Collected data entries
━━━━━━━━━━━━━━━━
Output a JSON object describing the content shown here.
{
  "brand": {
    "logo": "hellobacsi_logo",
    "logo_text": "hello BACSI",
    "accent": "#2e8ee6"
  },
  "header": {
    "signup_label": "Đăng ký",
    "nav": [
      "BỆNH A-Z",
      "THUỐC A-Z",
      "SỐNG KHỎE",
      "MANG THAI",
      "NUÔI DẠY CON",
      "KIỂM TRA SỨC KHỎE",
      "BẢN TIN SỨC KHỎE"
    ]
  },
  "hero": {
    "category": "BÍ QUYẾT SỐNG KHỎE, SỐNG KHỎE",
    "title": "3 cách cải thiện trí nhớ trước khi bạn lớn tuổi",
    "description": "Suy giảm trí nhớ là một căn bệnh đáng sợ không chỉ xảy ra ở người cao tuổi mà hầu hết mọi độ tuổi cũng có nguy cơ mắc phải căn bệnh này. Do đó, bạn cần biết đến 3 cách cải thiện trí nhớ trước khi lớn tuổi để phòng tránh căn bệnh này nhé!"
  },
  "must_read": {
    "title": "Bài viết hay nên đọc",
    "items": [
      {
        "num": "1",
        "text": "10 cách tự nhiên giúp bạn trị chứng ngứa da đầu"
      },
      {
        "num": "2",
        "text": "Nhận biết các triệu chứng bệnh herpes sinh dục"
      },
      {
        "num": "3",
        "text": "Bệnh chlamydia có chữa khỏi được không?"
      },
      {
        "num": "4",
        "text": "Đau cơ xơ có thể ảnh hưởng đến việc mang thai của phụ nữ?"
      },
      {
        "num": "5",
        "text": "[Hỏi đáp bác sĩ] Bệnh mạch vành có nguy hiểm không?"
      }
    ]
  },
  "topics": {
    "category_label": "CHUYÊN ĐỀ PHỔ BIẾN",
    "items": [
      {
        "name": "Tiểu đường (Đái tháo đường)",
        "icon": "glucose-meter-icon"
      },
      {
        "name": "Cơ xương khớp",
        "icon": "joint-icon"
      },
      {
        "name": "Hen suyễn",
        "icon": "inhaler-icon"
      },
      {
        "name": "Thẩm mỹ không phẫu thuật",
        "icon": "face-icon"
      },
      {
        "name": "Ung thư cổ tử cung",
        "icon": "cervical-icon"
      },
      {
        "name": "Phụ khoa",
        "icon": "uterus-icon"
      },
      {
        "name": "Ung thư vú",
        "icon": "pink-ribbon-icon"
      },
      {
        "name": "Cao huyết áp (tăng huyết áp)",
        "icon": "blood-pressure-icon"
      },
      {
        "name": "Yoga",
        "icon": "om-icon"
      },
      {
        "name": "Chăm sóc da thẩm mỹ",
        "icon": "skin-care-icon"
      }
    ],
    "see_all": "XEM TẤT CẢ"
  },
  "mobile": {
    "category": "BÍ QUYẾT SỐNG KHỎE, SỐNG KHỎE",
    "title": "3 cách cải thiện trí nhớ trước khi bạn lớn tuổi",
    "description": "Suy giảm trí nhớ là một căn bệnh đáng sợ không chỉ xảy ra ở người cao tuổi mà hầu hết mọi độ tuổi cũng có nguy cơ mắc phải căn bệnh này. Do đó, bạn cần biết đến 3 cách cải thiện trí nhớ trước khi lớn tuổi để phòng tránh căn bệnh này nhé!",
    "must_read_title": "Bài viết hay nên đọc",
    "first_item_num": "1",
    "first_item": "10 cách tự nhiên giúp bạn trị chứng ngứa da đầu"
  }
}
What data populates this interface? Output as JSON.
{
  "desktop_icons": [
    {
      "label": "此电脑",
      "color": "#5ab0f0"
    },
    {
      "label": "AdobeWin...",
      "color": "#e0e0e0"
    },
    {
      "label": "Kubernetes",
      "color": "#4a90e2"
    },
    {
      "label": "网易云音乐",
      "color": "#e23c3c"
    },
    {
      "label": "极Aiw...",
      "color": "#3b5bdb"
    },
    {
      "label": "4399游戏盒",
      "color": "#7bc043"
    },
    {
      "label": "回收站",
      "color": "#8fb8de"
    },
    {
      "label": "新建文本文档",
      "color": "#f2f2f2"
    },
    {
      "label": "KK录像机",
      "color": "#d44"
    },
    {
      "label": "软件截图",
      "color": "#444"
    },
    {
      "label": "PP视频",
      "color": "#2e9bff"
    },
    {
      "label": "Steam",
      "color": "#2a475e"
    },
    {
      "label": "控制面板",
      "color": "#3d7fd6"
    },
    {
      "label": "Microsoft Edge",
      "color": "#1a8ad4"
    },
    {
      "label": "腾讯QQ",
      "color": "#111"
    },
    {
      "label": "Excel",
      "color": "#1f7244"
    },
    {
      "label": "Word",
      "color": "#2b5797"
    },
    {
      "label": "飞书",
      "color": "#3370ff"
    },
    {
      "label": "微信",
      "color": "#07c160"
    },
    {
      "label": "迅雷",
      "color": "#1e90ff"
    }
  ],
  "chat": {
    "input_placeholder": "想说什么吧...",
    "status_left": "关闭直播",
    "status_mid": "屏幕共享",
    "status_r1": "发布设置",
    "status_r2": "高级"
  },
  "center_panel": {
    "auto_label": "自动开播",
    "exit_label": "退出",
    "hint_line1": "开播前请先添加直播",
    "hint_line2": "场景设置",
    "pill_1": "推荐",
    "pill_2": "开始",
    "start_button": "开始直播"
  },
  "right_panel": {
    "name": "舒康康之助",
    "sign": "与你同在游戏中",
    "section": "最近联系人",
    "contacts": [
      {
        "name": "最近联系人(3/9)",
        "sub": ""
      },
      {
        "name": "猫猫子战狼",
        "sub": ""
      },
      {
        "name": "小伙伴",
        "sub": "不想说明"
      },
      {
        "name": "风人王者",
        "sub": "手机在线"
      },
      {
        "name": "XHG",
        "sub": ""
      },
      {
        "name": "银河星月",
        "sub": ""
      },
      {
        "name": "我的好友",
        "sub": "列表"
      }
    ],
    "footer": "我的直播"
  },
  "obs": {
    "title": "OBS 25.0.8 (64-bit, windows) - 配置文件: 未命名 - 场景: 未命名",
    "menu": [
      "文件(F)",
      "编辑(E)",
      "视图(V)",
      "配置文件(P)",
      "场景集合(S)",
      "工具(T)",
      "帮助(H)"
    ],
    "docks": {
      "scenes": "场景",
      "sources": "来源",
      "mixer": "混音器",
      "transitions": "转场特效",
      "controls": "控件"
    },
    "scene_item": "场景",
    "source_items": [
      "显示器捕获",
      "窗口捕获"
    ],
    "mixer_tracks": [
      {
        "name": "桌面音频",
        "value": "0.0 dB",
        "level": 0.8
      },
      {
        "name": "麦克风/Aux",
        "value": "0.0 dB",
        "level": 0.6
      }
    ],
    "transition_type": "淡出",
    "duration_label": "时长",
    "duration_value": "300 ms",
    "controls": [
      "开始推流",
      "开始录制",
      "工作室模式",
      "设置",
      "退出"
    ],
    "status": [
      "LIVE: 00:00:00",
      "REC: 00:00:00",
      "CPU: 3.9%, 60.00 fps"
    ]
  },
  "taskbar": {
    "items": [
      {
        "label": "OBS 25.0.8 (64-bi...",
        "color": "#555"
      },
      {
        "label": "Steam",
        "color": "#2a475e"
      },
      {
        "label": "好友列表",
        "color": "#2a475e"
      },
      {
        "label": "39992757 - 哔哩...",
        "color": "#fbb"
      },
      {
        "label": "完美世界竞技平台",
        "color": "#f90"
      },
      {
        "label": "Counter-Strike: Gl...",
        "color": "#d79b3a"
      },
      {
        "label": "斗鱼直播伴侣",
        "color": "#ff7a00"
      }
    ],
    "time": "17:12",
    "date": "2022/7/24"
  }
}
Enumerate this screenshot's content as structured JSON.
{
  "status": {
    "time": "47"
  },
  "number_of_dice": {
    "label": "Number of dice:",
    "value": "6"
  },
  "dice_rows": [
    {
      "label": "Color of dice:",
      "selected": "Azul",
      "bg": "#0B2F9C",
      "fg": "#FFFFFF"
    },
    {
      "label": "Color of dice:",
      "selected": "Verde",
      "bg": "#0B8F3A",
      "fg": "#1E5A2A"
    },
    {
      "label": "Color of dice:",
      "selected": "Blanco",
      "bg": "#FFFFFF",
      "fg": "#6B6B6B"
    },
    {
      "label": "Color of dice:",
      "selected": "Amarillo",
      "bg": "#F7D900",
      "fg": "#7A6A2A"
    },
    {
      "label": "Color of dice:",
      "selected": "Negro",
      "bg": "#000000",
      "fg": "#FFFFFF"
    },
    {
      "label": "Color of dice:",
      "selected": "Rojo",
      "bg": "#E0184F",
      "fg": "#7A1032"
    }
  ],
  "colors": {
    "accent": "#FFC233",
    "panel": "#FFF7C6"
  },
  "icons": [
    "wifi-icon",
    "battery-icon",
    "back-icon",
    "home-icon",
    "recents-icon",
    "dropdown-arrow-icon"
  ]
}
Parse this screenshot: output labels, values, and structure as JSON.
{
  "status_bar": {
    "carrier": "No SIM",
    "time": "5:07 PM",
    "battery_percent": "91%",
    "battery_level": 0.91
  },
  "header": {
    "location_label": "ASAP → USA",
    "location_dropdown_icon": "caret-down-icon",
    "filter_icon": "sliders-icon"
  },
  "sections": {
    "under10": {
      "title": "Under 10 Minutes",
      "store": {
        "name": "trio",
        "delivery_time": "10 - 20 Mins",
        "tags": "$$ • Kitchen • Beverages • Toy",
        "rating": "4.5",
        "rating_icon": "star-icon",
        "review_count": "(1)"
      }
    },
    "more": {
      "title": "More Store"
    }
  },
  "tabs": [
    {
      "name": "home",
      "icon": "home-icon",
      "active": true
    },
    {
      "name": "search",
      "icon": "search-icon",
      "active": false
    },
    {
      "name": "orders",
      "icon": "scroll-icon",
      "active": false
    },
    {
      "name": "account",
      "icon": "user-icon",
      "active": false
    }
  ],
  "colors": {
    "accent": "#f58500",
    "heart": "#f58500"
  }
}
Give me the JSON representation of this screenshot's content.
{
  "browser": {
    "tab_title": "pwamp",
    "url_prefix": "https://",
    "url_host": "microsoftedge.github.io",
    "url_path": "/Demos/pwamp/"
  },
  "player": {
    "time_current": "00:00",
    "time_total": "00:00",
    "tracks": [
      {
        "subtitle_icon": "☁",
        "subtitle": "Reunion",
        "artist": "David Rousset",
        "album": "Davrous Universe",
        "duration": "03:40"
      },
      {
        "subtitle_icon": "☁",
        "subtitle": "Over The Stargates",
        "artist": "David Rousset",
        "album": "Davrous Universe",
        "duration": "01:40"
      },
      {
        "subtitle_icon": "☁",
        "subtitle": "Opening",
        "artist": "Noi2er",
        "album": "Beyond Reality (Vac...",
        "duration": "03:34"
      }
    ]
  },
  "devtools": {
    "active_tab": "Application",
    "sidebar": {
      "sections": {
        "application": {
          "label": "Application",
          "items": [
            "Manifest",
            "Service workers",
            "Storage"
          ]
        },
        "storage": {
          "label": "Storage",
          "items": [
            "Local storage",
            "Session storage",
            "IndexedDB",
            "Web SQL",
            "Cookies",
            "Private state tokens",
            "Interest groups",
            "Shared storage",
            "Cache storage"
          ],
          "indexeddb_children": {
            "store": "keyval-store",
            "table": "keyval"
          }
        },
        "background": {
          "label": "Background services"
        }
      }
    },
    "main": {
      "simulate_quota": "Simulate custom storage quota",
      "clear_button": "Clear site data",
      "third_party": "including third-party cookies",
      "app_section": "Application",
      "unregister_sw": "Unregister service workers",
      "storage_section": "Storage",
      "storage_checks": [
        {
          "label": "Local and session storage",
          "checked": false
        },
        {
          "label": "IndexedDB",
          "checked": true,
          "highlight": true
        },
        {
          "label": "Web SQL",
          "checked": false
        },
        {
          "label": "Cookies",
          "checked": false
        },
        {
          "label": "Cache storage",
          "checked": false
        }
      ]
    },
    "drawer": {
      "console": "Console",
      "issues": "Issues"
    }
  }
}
━━━━━━━━━━━━━━━━
### AIM
Pull every line containing "description" from the data.

### EXPECTED ANSWER
    "description": "Suy giảm trí nhớ là một căn bệnh đáng sợ không chỉ xảy ra ở người cao tuổi mà hầu hết mọi độ tuổi cũng có nguy cơ mắc phải căn bệnh này. Do đó, bạn cần biết đến 3 cách cải thiện trí nhớ trước khi lớn tuổi để phòng tránh căn bệnh này nhé!"
    "description": "Suy giảm trí nhớ là một căn bệnh đáng sợ không chỉ xảy ra ở người cao tuổi mà hầu hết mọi độ tuổi cũng có nguy cơ mắc phải căn bệnh này. Do đó, bạn cần biết đến 3 cách cải thiện trí nhớ trước khi lớn tuổi để phòng tránh căn bệnh này nhé!",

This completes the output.